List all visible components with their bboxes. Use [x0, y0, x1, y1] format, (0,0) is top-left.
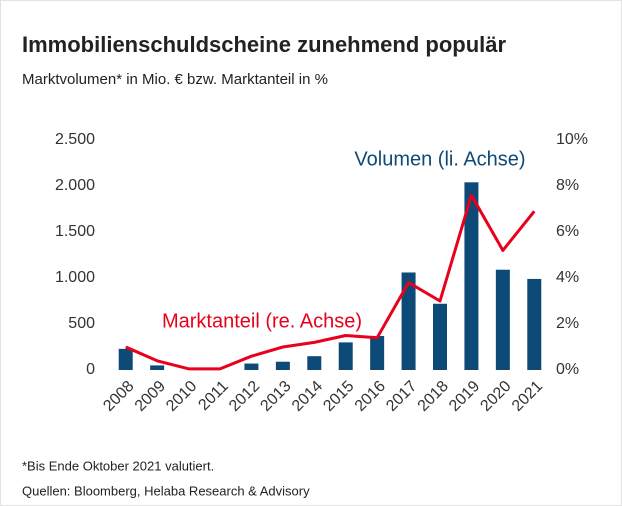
bar — [495, 269, 510, 370]
line — [125, 193, 536, 371]
y-tick-label: 2.000 — [55, 177, 95, 194]
bar — [370, 335, 385, 370]
source: Quellen: Bloomberg, Helaba Research & Ad… — [22, 483, 310, 498]
bar — [275, 361, 290, 370]
footnote: *Bis Ende Oktober 2021 valutiert. — [22, 458, 214, 473]
y2-tick-label: 8% — [556, 177, 579, 194]
y2-tick-label: 4% — [556, 269, 579, 286]
bar — [401, 272, 416, 370]
y2-tick-label: 2% — [556, 315, 579, 332]
bar — [244, 363, 259, 370]
bar — [464, 182, 479, 370]
y-tick-label: 1.500 — [55, 223, 95, 240]
y2-tick-label: 0% — [556, 361, 579, 378]
bar — [150, 365, 165, 370]
bar — [433, 303, 447, 370]
chart-title: Immobilienschuldscheine zunehmend populä… — [22, 32, 507, 57]
bar — [527, 278, 542, 370]
y-tick-label: 0 — [86, 361, 95, 378]
y-tick-label: 1.000 — [55, 269, 95, 286]
bar — [307, 356, 322, 370]
series-label: Volumen (li. Achse) — [354, 148, 525, 170]
bar — [118, 348, 133, 370]
bar — [338, 342, 353, 370]
chart-subtitle: Marktvolumen* in Mio. € bzw. Marktanteil… — [22, 71, 328, 88]
y-tick-label: 2.500 — [55, 131, 95, 148]
series-label: Marktanteil (re. Achse) — [162, 310, 362, 332]
y2-tick-label: 10% — [556, 131, 588, 148]
y-tick-label: 500 — [68, 315, 95, 332]
y2-tick-label: 6% — [556, 223, 579, 240]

+++

• **TO BE DONE**:
Reproduce every line of the material above unchanged, leaving out the picture.

• **WORKED SOLUTION**:
List all visible components with their bboxes. Use [x0, y0, x1, y1] format, (0,0) is top-left.
bar — [495, 269, 510, 370]
line — [125, 193, 536, 371]
y-tick-label: 2.000 — [55, 177, 95, 194]
bar — [370, 335, 385, 370]
source: Quellen: Bloomberg, Helaba Research & Ad… — [22, 483, 310, 498]
bar — [275, 361, 290, 370]
footnote: *Bis Ende Oktober 2021 valutiert. — [22, 458, 214, 473]
y2-tick-label: 8% — [556, 177, 579, 194]
y2-tick-label: 4% — [556, 269, 579, 286]
bar — [401, 272, 416, 370]
y2-tick-label: 2% — [556, 315, 579, 332]
bar — [244, 363, 259, 370]
bar — [464, 182, 479, 370]
y-tick-label: 1.500 — [55, 223, 95, 240]
y2-tick-label: 0% — [556, 361, 579, 378]
bar — [150, 365, 165, 370]
bar — [433, 303, 447, 370]
chart-title: Immobilienschuldscheine zunehmend populä… — [22, 32, 507, 57]
bar — [527, 278, 542, 370]
y-tick-label: 0 — [86, 361, 95, 378]
y-tick-label: 1.000 — [55, 269, 95, 286]
bar — [307, 356, 322, 370]
series-label: Volumen (li. Achse) — [354, 148, 525, 170]
bar — [118, 348, 133, 370]
bar — [338, 342, 353, 370]
chart-subtitle: Marktvolumen* in Mio. € bzw. Marktanteil… — [22, 71, 328, 88]
y-tick-label: 2.500 — [55, 131, 95, 148]
series-label: Marktanteil (re. Achse) — [162, 310, 362, 332]
y2-tick-label: 10% — [556, 131, 588, 148]
y-tick-label: 500 — [68, 315, 95, 332]
y2-tick-label: 6% — [556, 223, 579, 240]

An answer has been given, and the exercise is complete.